::: Records for the task :::
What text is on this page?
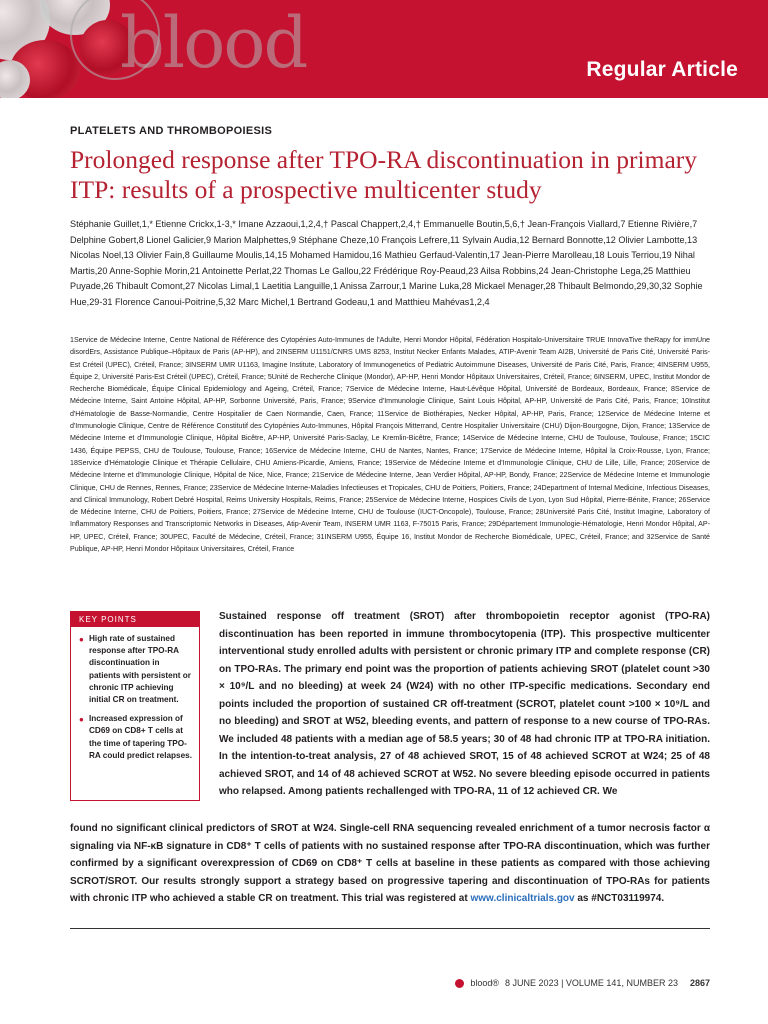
blood	Regular Article
PLATELETS AND THROMBOPOIESIS
Prolonged response after TPO-RA discontinuation in primary ITP: results of a prospective multicenter study
Stéphanie Guillet,1,* Etienne Crickx,1-3,* Imane Azzaoui,1,2,4,† Pascal Chappert,2,4,† Emmanuelle Boutin,5,6,† Jean-François Viallard,7 Etienne Rivière,7 Delphine Gobert,8 Lionel Galicier,9 Marion Malphettes,9 Stéphane Cheze,10 François Lefrere,11 Sylvain Audia,12 Bernard Bonnotte,12 Olivier Lambotte,13 Nicolas Noel,13 Olivier Fain,8 Guillaume Moulis,14,15 Mohamed Hamidou,16 Mathieu Gerfaud-Valentin,17 Jean-Pierre Marolleau,18 Louis Terriou,19 Nihal Martis,20 Anne-Sophie Morin,21 Antoinette Perlat,22 Thomas Le Gallou,22 Frédérique Roy-Peaud,23 Ailsa Robbins,24 Jean-Christophe Lega,25 Matthieu Puyade,26 Thibault Comont,27 Nicolas Limal,1 Laetitia Languille,1 Anissa Zarrour,1 Marine Luka,28 Mickael Menager,28 Thibault Belmondo,29,30,32 Sophie Hue,29-31 Florence Canoui-Poitrine,5,32 Marc Michel,1 Bertrand Godeau,1 and Matthieu Mahévas1,2,4
1Service de Médecine Interne, Centre National de Référence des Cytopénies Auto-Immunes de l'Adulte, Henri Mondor Hôpital, Fédération Hospitalo-Universitaire TRUE InnovaTive theRapy for immUne disordErs, Assistance Publique–Hôpitaux de Paris (AP-HP), and 2INSERM U1151/CNRS UMS 8253, Institut Necker Enfants Malades, ATIP-Avenir Team AI2B, Université de Paris Cité, Université Paris-Est Créteil (UPEC), Créteil, France; 3INSERM UMR U1163, Imagine Institute, Laboratory of Immunogenetics of Pediatric Autoimmune Diseases, Université de Paris Cité, Paris, France; 4INSERM U955, Équipe 2, Université Paris-Est Créteil (UPEC), Créteil, France; 5Unité de Recherche Clinique (Mondor), AP-HP, Henri Mondor Hôpitaux Universitaires, Créteil, France; 6INSERM, UPEC, Institut Mondor de Recherche Biomédicale, Équipe Clinical Epidemiology and Ageing, Créteil, France; 7Service de Médecine Interne, Haut-Lévêque Hôpital, Université de Bordeaux, Bordeaux, France; 8Service de Médecine Interne, Saint Antoine Hôpital, AP-HP, Sorbonne Université, Paris, France; 9Service d'Immunologie Clinique, Saint Louis Hôpital, AP-HP, Université de Paris Cité, Paris, France; 10Institut d'Hématologie de Basse-Normandie, Centre Hospitalier de Caen Normandie, Caen, France; 11Service de Biothérapies, Necker Hôpital, AP-HP, Paris, France; 12Service de Médecine Interne et d'Immunologie Clinique, Centre de Référence Constitutif des Cytopénies Auto-Immunes, Hôpital François Mitterrand, Centre Hospitalier Universitaire (CHU) Dijon-Bourgogne, Dijon, France; 13Service de Médecine Interne et d'Immunologie Clinique, Hôpital Bicêtre, AP-HP, Université Paris-Saclay, Le Kremlin-Bicêtre, France; 14Service de Médecine Interne, CHU de Toulouse, Toulouse, France; 15CIC 1436, Équipe PEPSS, CHU de Toulouse, Toulouse, France; 16Service de Médecine Interne, CHU de Nantes, Nantes, France; 17Service de Médecine Interne, Hôpital la Croix-Rousse, Lyon, France; 18Service d'Hématologie Clinique et Thérapie Cellulaire, CHU Amiens-Picardie, Amiens, France; 19Service de Médecine Interne et d'Immunologie Clinique, CHU de Lille, Lille, France; 20Service de Médecine Interne et d'Immunologie Clinique, Hôpital de Nice, Nice, France; 21Service de Médecine Interne, Jean Verdier Hôpital, AP-HP, Bondy, France; 22Service de Médecine Interne et Immunologie Clinique, CHU de Rennes, Rennes, France; 23Service de Médecine Interne-Maladies Infectieuses et Tropicales, CHU de Poitiers, Poitiers, France; 24Department of Internal Medicine, Infectious Diseases, and Clinical Immunology, Robert Debré Hospital, Reims University Hospitals, Reims, France; 25Service de Médecine Interne, Hospices Civils de Lyon, Lyon Sud Hôpital, Pierre-Bénite, France; 26Service de Médecine Interne, CHU de Poitiers, Poitiers, France; 27Service de Médecine Interne, CHU de Toulouse (IUCT-Oncopole), Toulouse, France; 28Université Paris Cité, Institut Imagine, Laboratory of Inflammatory Responses and Transcriptomic Networks in Diseases, Atip-Avenir Team, INSERM UMR 1163, F-75015 Paris, France; 29Département Immunologie-Hématologie, Henri Mondor Hôpital, AP-HP, UPEC, Créteil, France; 30UPEC, Faculté de Médecine, Créteil, France; 31INSERM U955, Équipe 16, Institut Mondor de Recherche Biomédicale, UPEC, Créteil, France; and 32Service de Santé Publique, AP-HP, Henri Mondor Hôpitaux Universitaires, Créteil, France
KEY POINTS
● High rate of sustained response after TPO-RA discontinuation in patients with persistent or chronic ITP achieving initial CR on treatment.
● Increased expression of CD69 on CD8+ T cells at the time of tapering TPO-RA could predict relapses.
Sustained response off treatment (SROT) after thrombopoietin receptor agonist (TPO-RA) discontinuation has been reported in immune thrombocytopenia (ITP). This prospective multicenter interventional study enrolled adults with persistent or chronic primary ITP and complete response (CR) on TPO-RAs. The primary end point was the proportion of patients achieving SROT (platelet count >30 × 10⁹/L and no bleeding) at week 24 (W24) with no other ITP-specific medications. Secondary end points included the proportion of sustained CR off-treatment (SCROT, platelet count >100 × 10⁹/L and no bleeding) and SROT at W52, bleeding events, and pattern of response to a new course of TPO-RAs. We included 48 patients with a median age of 58.5 years; 30 of 48 had chronic ITP at TPO-RA initiation. In the intention-to-treat analysis, 27 of 48 achieved SROT, 15 of 48 achieved SCROT at W24; 25 of 48 achieved SROT, and 14 of 48 achieved SCROT at W52. No severe bleeding episode occurred in patients who relapsed. Among patients rechallenged with TPO-RA, 11 of 12 achieved CR. We
found no significant clinical predictors of SROT at W24. Single-cell RNA sequencing revealed enrichment of a tumor necrosis factor α signaling via NF-κB signature in CD8⁺ T cells of patients with no sustained response after TPO-RA discontinuation, which was further confirmed by a significant overexpression of CD69 on CD8⁺ T cells at baseline in these patients as compared with those achieving SCROT/SROT. Our results strongly support a strategy based on progressive tapering and discontinuation of TPO-RAs for patients with chronic ITP who achieved a stable CR on treatment. This trial was registered at www.clinicaltrials.gov as #NCT03119974.
blood® 8 JUNE 2023 | VOLUME 141, NUMBER 23 2867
:::
**Goal of the exercise**
Each line of the entries above that contains "blood" must be copied into the answer.

**Answer space**
blood	Regular Article
blood® 8 JUNE 2023 | VOLUME 141, NUMBER 23 2867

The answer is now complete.